### PAGE
Then, I cried. I cried for what could have been. I cried for my own pain. I cried because it is one of the only times I have seen my husband brought to tears. I cried for Jeffrey.
He was our fourth child. Eagerly anticipated. Wanted by many, and loved. He would have brought belly laughs, smiles, giggles, and I'm sure frustration into this house. God had other plans.
A while after we lost Jeffrey I was driving down the road, alone. I felt God say 'turn the radio off' and I did. God did not speak the next words to me, but I felt the message so overwhelmingly that I burst into tears and laughter on that dark road. He said that he was going to bless us with another child.
He did. Our daughter was born a year later, four days before Jeffrey's birthday. Her middle name is Elisabeth, which means God's Promise. She is the ham of our family, loving all the attention that a fourth child attracts. She was really putting it on tonight.
We have had an extremely busy week this week and tonight was our first night to just be. What just being looks like for us, is a lot of dancing, wrestling, and impromptu plays. Lots of laughter, mostly AT the kids. Quinn said that I was freezing hot, and Sonora walked around squeezing her cheeks together with her hands making a lovely sound. Nate sat on the couch with a belly ache and even he couldn't keep from laughing. Harper laughed so hard that she was mixed up enough to dance with her brother. They went so far as to get dressed up and bow and curtsy. Would have been very cute had it not been for Quinn's last minute reluctance (dance fright) and Harper's (hands on hips) insistence that he complete what he started. Hilarious.
Lots of laughter tonight. It was like balm to my soul. I needed it. God used it to give me joy for weeping.

### SET EXERCISE A
Reproduce the passage from "A while after" to "it on tonight.", substituting "highway" for each occurrence of "road".
The passage has no connection to the listing that comes next.

### A data block
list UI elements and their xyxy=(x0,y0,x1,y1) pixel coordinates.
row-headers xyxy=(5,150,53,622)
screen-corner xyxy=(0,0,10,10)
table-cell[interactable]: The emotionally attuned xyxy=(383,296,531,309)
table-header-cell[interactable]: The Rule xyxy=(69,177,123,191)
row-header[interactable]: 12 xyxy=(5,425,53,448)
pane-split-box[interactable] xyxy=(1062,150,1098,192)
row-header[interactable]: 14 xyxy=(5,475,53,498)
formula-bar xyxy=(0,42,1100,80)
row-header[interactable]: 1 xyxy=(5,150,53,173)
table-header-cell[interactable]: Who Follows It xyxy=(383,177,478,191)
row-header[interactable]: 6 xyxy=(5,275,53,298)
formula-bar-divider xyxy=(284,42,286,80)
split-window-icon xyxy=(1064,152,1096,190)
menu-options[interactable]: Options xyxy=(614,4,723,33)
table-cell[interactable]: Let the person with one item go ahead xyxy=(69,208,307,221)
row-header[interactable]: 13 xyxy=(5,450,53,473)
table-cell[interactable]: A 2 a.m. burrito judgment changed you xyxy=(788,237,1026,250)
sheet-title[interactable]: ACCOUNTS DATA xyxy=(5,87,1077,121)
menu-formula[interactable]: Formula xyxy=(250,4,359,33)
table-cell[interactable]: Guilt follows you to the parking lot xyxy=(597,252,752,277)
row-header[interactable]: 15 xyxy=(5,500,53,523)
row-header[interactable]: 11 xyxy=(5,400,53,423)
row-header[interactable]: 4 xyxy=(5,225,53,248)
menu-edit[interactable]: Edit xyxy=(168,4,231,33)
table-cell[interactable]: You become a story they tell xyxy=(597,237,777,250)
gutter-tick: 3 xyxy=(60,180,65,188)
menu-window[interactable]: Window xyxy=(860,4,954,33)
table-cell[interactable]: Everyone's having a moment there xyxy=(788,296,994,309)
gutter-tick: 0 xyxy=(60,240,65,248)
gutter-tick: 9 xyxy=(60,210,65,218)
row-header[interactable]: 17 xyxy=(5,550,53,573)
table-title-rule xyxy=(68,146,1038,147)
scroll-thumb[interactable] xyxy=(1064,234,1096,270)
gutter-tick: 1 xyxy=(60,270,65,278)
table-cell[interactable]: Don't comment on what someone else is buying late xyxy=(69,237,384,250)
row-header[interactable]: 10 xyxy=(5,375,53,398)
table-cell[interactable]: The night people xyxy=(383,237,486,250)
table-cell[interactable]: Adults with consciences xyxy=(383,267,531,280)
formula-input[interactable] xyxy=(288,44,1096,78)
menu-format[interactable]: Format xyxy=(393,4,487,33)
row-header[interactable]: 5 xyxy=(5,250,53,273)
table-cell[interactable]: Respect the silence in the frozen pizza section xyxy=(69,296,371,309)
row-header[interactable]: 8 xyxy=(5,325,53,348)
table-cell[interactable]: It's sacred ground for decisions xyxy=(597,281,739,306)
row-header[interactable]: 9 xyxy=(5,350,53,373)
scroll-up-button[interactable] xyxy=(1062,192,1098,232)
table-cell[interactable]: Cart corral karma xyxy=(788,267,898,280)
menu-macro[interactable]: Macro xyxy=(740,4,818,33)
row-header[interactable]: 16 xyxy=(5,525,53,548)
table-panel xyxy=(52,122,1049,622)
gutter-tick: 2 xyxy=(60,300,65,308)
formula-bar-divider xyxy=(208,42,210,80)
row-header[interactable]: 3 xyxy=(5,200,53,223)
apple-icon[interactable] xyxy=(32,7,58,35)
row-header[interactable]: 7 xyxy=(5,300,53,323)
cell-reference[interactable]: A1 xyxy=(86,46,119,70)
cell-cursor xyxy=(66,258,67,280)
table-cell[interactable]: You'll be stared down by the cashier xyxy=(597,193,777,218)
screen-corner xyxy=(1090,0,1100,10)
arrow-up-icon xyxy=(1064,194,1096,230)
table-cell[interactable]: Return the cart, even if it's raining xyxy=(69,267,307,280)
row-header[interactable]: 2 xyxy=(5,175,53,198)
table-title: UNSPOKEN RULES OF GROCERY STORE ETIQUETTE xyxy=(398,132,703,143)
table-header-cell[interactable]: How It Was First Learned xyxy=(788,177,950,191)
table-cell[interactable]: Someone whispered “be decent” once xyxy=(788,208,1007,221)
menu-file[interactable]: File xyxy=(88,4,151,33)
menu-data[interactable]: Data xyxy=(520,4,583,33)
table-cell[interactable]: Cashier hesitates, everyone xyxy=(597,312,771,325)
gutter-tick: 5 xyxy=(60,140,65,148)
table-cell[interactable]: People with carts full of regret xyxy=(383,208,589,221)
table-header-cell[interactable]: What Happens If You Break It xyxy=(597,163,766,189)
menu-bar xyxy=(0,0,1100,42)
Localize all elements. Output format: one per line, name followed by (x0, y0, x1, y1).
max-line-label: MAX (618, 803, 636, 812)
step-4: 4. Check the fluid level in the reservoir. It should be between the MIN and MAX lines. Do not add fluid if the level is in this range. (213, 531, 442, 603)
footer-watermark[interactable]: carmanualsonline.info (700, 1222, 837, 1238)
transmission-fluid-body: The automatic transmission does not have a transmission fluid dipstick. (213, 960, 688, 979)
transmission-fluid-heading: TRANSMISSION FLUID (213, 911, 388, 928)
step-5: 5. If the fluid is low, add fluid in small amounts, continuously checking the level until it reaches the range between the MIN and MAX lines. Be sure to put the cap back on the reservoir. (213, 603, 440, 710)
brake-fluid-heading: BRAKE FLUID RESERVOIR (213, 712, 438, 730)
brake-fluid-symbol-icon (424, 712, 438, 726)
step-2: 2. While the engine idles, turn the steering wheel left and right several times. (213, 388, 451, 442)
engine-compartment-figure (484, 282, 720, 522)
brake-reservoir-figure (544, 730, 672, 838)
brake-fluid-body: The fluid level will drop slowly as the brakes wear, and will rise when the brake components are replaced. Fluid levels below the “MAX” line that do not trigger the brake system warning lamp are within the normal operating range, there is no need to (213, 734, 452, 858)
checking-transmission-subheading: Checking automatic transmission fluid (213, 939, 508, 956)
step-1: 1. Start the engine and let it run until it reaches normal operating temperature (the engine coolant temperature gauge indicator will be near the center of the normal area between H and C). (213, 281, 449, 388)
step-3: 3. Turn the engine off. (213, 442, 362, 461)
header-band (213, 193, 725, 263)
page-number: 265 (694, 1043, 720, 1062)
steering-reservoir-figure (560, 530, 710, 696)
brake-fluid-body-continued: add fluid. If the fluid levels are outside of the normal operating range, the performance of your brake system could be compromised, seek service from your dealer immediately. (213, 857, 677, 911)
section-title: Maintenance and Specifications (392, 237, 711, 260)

### SET EXERCISE B
Convert the listing, from its first line through the line containing "menu-formula[interactable]: Formula xyxy=(250,4,359,33)", into a JSON list of strings with one string per line and blank lines omitted.

### COMPLETE RESPONSE A
A while after we lost Jeffrey I was driving down the highway, alone. I felt God say 'turn the radio off' and I did. God did not speak the next words to me, but I felt the message so overwhelmingly that I burst into tears and laughter on that dark highway. He said that he was going to bless us with another child.
He did. Our daughter was born a year later, four days before Jeffrey's birthday. Her middle name is Elisabeth, which means God's Promise. She is the ham of our family, loving all the attention that a fourth child attracts. She was really putting it on tonight.

### COMPLETE RESPONSE B
[
  "list UI elements and their xyxy=(x0,y0,x1,y1) pixel coordinates.",
  "row-headers xyxy=(5,150,53,622)",
  "screen-corner xyxy=(0,0,10,10)",
  "table-cell[interactable]: The emotionally attuned xyxy=(383,296,531,309)",
  "table-header-cell[interactable]: The Rule xyxy=(69,177,123,191)",
  "row-header[interactable]: 12 xyxy=(5,425,53,448)",
  "pane-split-box[interactable] xyxy=(1062,150,1098,192)",
  "row-header[interactable]: 14 xyxy=(5,475,53,498)",
  "formula-bar xyxy=(0,42,1100,80)",
  "row-header[interactable]: 1 xyxy=(5,150,53,173)",
  "table-header-cell[interactable]: Who Follows It xyxy=(383,177,478,191)",
  "row-header[interactable]: 6 xyxy=(5,275,53,298)",
  "formula-bar-divider xyxy=(284,42,286,80)",
  "split-window-icon xyxy=(1064,152,1096,190)",
  "menu-options[interactable]: Options xyxy=(614,4,723,33)",
  "table-cell[interactable]: Let the person with one item go ahead xyxy=(69,208,307,221)",
  "row-header[interactable]: 13 xyxy=(5,450,53,473)",
  "table-cell[interactable]: A 2 a.m. burrito judgment changed you xyxy=(788,237,1026,250)",
  "sheet-title[interactable]: ACCOUNTS DATA xyxy=(5,87,1077,121)",
  "menu-formula[interactable]: Formula xyxy=(250,4,359,33)"
]